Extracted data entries
++++++++++

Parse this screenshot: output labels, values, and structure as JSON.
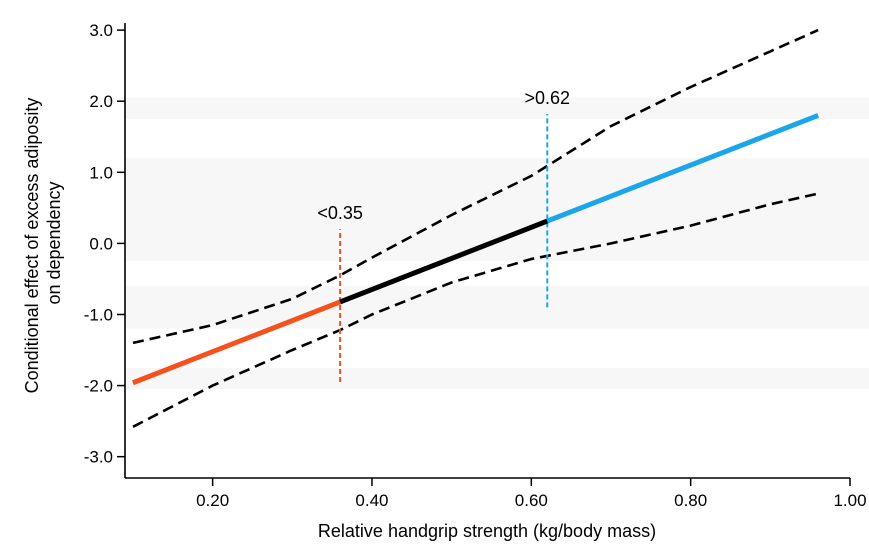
{
  "chart_data": {
    "type": "line",
    "xlabel": "Relative handgrip strength (kg/body mass)",
    "ylabel_lines": [
      "Conditional effect of excess adiposity",
      "on dependency"
    ],
    "xlim": [
      0.09,
      1.0
    ],
    "ylim": [
      -3.3,
      3.1
    ],
    "x_ticks": [
      0.2,
      0.4,
      0.6,
      0.8,
      1.0
    ],
    "x_tick_labels": [
      "0.20",
      "0.40",
      "0.60",
      "0.80",
      "1.00"
    ],
    "y_ticks": [
      3.0,
      2.0,
      1.0,
      0.0,
      -1.0,
      -2.0,
      -3.0
    ],
    "y_tick_labels": [
      "3.0",
      "2.0",
      "1.0",
      "0.0",
      "-1.0",
      "-2.0",
      "-3.0"
    ],
    "background_bands_y": [
      [
        1.75,
        2.05
      ],
      [
        -0.25,
        1.2
      ],
      [
        -1.2,
        -0.6
      ],
      [
        -2.05,
        -1.75
      ]
    ],
    "effect_line": {
      "x_start": 0.1,
      "y_start": -1.96,
      "x_end": 0.96,
      "y_end": 1.8
    },
    "segments": [
      {
        "x_from": 0.1,
        "x_to": 0.36,
        "color": "#f4511e"
      },
      {
        "x_from": 0.36,
        "x_to": 0.62,
        "color": "#000000"
      },
      {
        "x_from": 0.62,
        "x_to": 0.96,
        "color": "#1ba6ea"
      }
    ],
    "upper_ci": [
      {
        "x": 0.1,
        "y": -1.4
      },
      {
        "x": 0.2,
        "y": -1.15
      },
      {
        "x": 0.3,
        "y": -0.78
      },
      {
        "x": 0.36,
        "y": -0.45
      },
      {
        "x": 0.4,
        "y": -0.2
      },
      {
        "x": 0.5,
        "y": 0.4
      },
      {
        "x": 0.6,
        "y": 0.95
      },
      {
        "x": 0.7,
        "y": 1.65
      },
      {
        "x": 0.8,
        "y": 2.2
      },
      {
        "x": 0.9,
        "y": 2.7
      },
      {
        "x": 0.96,
        "y": 3.0
      }
    ],
    "lower_ci": [
      {
        "x": 0.1,
        "y": -2.58
      },
      {
        "x": 0.2,
        "y": -2.0
      },
      {
        "x": 0.3,
        "y": -1.5
      },
      {
        "x": 0.36,
        "y": -1.22
      },
      {
        "x": 0.4,
        "y": -1.0
      },
      {
        "x": 0.5,
        "y": -0.55
      },
      {
        "x": 0.6,
        "y": -0.22
      },
      {
        "x": 0.7,
        "y": 0.0
      },
      {
        "x": 0.8,
        "y": 0.25
      },
      {
        "x": 0.9,
        "y": 0.55
      },
      {
        "x": 0.96,
        "y": 0.7
      }
    ],
    "thresholds": [
      {
        "x": 0.36,
        "label": "<0.35",
        "color": "#f4511e",
        "y_from": -1.95,
        "y_to": 0.2
      },
      {
        "x": 0.62,
        "label": ">0.62",
        "color": "#1ba6ea",
        "y_from": -0.9,
        "y_to": 1.82
      }
    ]
  }
}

++++++++++

Aim of the task
Scan the entries above. Copy each line that has the string "color".

Expected output
        "color": "#f4511e"
        "color": "#000000"
        "color": "#1ba6ea"
        "color": "#f4511e",
        "color": "#1ba6ea",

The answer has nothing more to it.